● Task description
Recast the material as a JSON list of strings with one string per line and no blank lines. Begin at the first line of the material and stop after the line that contains "histogram-bar [305, 387, 312, 427]".

● Layout element annotations
•••

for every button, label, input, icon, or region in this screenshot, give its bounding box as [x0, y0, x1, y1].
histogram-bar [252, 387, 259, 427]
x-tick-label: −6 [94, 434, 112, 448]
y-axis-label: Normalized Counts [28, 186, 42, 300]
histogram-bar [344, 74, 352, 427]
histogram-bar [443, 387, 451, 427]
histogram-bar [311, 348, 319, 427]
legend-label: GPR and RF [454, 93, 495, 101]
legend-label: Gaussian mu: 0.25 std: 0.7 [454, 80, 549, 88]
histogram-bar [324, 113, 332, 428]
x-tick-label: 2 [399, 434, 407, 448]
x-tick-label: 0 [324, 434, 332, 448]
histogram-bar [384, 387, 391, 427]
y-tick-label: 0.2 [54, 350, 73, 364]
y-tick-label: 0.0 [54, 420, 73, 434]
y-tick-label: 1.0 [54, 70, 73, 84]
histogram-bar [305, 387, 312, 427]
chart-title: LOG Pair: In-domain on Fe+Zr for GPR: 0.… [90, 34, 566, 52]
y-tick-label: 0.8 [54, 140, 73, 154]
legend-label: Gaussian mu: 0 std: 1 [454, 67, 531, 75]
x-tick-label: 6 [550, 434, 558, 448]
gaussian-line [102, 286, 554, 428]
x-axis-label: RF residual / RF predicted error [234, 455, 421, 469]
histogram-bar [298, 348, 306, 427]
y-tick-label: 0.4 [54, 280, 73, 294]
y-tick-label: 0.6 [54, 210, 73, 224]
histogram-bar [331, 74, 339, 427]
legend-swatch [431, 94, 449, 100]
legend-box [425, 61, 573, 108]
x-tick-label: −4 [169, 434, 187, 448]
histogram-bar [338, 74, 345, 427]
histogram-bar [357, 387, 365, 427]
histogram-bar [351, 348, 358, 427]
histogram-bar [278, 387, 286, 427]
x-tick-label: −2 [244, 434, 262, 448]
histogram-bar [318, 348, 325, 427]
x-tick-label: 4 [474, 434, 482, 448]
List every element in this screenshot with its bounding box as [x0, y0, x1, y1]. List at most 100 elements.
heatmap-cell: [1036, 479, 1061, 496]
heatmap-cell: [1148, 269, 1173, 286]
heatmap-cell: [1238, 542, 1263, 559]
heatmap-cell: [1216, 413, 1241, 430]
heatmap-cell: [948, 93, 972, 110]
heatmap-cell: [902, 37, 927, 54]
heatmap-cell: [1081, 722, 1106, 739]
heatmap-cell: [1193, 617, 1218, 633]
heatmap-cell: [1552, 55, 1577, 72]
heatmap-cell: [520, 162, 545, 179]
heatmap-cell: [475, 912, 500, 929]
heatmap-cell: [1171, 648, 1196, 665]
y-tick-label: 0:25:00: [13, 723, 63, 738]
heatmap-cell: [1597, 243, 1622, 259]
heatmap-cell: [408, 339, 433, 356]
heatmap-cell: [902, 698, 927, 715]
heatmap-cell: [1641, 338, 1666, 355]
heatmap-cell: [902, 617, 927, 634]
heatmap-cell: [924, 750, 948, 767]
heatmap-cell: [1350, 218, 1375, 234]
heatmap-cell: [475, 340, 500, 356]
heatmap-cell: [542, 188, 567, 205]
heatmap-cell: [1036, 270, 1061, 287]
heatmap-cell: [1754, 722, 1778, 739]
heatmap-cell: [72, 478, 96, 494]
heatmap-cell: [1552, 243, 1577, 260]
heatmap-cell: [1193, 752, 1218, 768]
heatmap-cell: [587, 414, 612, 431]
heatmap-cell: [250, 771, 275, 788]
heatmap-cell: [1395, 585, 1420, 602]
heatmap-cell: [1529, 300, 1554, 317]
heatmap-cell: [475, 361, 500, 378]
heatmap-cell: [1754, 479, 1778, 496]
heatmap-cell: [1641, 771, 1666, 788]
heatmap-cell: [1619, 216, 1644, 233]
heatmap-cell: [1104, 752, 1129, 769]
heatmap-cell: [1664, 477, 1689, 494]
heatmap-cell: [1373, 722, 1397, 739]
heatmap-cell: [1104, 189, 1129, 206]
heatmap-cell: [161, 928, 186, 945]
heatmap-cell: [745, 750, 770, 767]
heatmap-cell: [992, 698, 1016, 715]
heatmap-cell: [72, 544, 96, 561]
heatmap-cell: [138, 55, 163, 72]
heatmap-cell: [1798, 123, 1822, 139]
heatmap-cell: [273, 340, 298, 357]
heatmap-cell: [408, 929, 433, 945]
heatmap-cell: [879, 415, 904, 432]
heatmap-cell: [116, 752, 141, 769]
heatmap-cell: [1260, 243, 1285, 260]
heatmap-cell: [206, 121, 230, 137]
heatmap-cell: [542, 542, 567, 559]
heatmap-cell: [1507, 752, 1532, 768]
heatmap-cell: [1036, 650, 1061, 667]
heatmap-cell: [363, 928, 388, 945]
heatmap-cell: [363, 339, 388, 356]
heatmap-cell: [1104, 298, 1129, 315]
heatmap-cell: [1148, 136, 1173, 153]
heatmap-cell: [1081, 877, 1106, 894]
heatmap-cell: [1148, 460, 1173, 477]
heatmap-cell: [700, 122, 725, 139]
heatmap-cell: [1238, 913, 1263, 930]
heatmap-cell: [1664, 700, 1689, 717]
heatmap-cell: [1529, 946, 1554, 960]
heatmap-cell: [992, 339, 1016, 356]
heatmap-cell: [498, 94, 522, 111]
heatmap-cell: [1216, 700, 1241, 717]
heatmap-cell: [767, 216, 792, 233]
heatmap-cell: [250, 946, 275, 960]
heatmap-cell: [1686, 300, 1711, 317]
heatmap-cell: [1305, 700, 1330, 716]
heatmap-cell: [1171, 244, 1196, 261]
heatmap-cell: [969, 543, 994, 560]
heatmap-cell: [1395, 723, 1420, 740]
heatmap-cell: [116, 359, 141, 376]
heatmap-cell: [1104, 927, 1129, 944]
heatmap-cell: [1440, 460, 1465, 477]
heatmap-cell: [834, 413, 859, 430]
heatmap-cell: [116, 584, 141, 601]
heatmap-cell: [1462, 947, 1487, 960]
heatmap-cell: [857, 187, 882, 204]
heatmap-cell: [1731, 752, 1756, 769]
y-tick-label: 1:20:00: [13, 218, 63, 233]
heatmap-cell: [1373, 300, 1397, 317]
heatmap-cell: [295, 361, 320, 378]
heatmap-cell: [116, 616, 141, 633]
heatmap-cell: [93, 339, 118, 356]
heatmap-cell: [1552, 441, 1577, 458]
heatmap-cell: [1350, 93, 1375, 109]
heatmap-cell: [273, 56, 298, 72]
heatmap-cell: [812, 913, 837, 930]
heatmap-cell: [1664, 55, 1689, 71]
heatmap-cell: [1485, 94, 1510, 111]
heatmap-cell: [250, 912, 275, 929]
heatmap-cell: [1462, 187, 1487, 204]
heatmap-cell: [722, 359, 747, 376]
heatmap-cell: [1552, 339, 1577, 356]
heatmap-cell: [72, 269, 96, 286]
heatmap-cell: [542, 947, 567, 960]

•••

● Exercise answer
[
  "for every button, label, input, icon, or region in this screenshot, give its bounding box as [x0, y0, x1, y1].",
  "histogram-bar [252, 387, 259, 427]",
  "x-tick-label: −6 [94, 434, 112, 448]",
  "y-axis-label: Normalized Counts [28, 186, 42, 300]",
  "histogram-bar [344, 74, 352, 427]",
  "histogram-bar [443, 387, 451, 427]",
  "histogram-bar [311, 348, 319, 427]",
  "legend-label: GPR and RF [454, 93, 495, 101]",
  "legend-label: Gaussian mu: 0.25 std: 0.7 [454, 80, 549, 88]",
  "histogram-bar [324, 113, 332, 428]",
  "x-tick-label: 2 [399, 434, 407, 448]",
  "x-tick-label: 0 [324, 434, 332, 448]",
  "histogram-bar [384, 387, 391, 427]",
  "y-tick-label: 0.2 [54, 350, 73, 364]",
  "y-tick-label: 0.0 [54, 420, 73, 434]",
  "y-tick-label: 1.0 [54, 70, 73, 84]",
  "histogram-bar [305, 387, 312, 427]"
]